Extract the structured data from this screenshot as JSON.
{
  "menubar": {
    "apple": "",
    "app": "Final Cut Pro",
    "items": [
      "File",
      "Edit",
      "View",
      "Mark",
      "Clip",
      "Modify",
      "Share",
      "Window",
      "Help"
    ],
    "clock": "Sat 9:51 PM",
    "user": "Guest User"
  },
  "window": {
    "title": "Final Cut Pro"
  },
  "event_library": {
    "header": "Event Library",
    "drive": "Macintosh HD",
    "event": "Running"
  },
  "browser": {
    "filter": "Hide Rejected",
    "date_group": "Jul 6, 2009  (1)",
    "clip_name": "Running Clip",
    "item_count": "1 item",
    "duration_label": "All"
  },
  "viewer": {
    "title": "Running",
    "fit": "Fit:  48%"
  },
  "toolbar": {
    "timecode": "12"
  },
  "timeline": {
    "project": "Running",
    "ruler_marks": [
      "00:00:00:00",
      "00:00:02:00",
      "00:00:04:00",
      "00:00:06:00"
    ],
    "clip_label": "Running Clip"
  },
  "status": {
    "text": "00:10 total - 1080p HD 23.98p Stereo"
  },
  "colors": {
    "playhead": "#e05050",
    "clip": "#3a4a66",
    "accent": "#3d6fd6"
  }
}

Directions: Copy the material above, line for line.

Final answer:
Extract the structured data from this screenshot as JSON.
{
  "menubar": {
    "apple": "",
    "app": "Final Cut Pro",
    "items": [
      "File",
      "Edit",
      "View",
      "Mark",
      "Clip",
      "Modify",
      "Share",
      "Window",
      "Help"
    ],
    "clock": "Sat 9:51 PM",
    "user": "Guest User"
  },
  "window": {
    "title": "Final Cut Pro"
  },
  "event_library": {
    "header": "Event Library",
    "drive": "Macintosh HD",
    "event": "Running"
  },
  "browser": {
    "filter": "Hide Rejected",
    "date_group": "Jul 6, 2009  (1)",
    "clip_name": "Running Clip",
    "item_count": "1 item",
    "duration_label": "All"
  },
  "viewer": {
    "title": "Running",
    "fit": "Fit:  48%"
  },
  "toolbar": {
    "timecode": "12"
  },
  "timeline": {
    "project": "Running",
    "ruler_marks": [
      "00:00:00:00",
      "00:00:02:00",
      "00:00:04:00",
      "00:00:06:00"
    ],
    "clip_label": "Running Clip"
  },
  "status": {
    "text": "00:10 total - 1080p HD 23.98p Stereo"
  },
  "colors": {
    "playhead": "#e05050",
    "clip": "#3a4a66",
    "accent": "#3d6fd6"
  }
}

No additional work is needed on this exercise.